Write out the whole listing again, exactly.

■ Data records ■
━━━━━━

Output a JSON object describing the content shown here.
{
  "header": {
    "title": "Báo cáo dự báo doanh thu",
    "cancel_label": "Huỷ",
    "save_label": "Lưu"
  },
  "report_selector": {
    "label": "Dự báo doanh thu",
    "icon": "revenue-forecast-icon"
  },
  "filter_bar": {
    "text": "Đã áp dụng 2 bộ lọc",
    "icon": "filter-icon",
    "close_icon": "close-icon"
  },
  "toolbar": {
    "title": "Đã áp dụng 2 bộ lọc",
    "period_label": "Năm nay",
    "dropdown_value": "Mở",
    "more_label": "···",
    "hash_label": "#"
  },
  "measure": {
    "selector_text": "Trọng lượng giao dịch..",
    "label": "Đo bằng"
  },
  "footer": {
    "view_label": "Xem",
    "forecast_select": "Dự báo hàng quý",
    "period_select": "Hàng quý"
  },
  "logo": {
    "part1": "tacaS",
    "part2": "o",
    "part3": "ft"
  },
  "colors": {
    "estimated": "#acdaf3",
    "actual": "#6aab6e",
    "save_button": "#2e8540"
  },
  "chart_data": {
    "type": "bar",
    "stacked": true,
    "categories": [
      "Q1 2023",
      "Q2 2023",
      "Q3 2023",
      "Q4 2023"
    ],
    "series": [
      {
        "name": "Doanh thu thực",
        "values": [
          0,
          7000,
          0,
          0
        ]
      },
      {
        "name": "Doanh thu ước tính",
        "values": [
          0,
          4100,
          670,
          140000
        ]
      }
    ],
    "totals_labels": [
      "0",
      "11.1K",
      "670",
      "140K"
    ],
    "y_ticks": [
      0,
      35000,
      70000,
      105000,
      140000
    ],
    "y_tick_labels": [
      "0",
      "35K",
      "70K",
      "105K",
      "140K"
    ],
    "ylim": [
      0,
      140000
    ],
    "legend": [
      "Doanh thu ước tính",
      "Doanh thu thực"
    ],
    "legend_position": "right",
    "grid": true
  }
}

━━━━━━

■ THE SOLUTION ■
Output a JSON object describing the content shown here.
{
  "header": {
    "title": "Báo cáo dự báo doanh thu",
    "cancel_label": "Huỷ",
    "save_label": "Lưu"
  },
  "report_selector": {
    "label": "Dự báo doanh thu",
    "icon": "revenue-forecast-icon"
  },
  "filter_bar": {
    "text": "Đã áp dụng 2 bộ lọc",
    "icon": "filter-icon",
    "close_icon": "close-icon"
  },
  "toolbar": {
    "title": "Đã áp dụng 2 bộ lọc",
    "period_label": "Năm nay",
    "dropdown_value": "Mở",
    "more_label": "···",
    "hash_label": "#"
  },
  "measure": {
    "selector_text": "Trọng lượng giao dịch..",
    "label": "Đo bằng"
  },
  "footer": {
    "view_label": "Xem",
    "forecast_select": "Dự báo hàng quý",
    "period_select": "Hàng quý"
  },
  "logo": {
    "part1": "tacaS",
    "part2": "o",
    "part3": "ft"
  },
  "colors": {
    "estimated": "#acdaf3",
    "actual": "#6aab6e",
    "save_button": "#2e8540"
  },
  "chart_data": {
    "type": "bar",
    "stacked": true,
    "categories": [
      "Q1 2023",
      "Q2 2023",
      "Q3 2023",
      "Q4 2023"
    ],
    "series": [
      {
        "name": "Doanh thu thực",
        "values": [
          0,
          7000,
          0,
          0
        ]
      },
      {
        "name": "Doanh thu ước tính",
        "values": [
          0,
          4100,
          670,
          140000
        ]
      }
    ],
    "totals_labels": [
      "0",
      "11.1K",
      "670",
      "140K"
    ],
    "y_ticks": [
      0,
      35000,
      70000,
      105000,
      140000
    ],
    "y_tick_labels": [
      "0",
      "35K",
      "70K",
      "105K",
      "140K"
    ],
    "ylim": [
      0,
      140000
    ],
    "legend": [
      "Doanh thu ước tính",
      "Doanh thu thực"
    ],
    "legend_position": "right",
    "grid": true
  }
}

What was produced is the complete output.